LISTING:
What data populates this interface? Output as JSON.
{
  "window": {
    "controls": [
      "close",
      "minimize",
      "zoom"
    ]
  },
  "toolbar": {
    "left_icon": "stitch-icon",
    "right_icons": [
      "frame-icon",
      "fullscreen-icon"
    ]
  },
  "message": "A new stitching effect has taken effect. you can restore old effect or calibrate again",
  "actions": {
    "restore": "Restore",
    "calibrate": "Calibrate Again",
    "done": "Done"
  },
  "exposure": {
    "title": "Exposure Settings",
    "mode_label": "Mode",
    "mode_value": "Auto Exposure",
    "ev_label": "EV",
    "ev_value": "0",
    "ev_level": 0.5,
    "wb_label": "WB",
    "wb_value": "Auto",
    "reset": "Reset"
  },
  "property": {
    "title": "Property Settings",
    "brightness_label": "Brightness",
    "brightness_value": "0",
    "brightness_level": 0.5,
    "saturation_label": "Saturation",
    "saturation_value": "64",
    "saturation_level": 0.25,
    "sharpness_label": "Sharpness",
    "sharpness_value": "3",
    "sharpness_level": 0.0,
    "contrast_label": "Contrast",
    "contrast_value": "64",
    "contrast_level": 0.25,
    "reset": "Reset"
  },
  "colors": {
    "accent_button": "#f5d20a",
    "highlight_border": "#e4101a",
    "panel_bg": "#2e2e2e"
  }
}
---
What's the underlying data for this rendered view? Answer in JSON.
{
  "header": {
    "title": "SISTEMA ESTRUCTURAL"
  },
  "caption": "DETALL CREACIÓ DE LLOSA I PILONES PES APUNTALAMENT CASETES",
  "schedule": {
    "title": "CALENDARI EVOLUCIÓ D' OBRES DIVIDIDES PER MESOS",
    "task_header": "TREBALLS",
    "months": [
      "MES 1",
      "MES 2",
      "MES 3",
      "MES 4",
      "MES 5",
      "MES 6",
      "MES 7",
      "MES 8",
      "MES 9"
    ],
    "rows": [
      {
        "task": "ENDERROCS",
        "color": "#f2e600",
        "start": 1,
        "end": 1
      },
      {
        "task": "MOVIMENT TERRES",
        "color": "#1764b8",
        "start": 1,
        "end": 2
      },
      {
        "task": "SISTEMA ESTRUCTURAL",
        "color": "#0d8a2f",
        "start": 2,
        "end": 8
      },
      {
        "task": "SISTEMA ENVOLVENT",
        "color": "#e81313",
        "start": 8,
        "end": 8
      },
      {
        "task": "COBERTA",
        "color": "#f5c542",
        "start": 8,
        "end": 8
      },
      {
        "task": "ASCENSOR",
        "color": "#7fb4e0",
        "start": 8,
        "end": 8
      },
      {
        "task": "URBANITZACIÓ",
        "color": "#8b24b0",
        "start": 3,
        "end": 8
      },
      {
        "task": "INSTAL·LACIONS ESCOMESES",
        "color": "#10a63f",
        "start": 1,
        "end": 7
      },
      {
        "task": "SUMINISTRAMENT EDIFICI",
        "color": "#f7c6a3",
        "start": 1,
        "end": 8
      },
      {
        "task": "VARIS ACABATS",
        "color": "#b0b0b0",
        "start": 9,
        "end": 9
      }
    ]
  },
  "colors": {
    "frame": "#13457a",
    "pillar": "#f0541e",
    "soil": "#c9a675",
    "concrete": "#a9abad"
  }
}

EXERCISE DESCRIPTION: Look through the records and gather each line with the word "JSON".

ANSWER TO THE EXERCISE:
What data populates this interface? Output as JSON.
What's the underlying data for this rendered view? Answer in JSON.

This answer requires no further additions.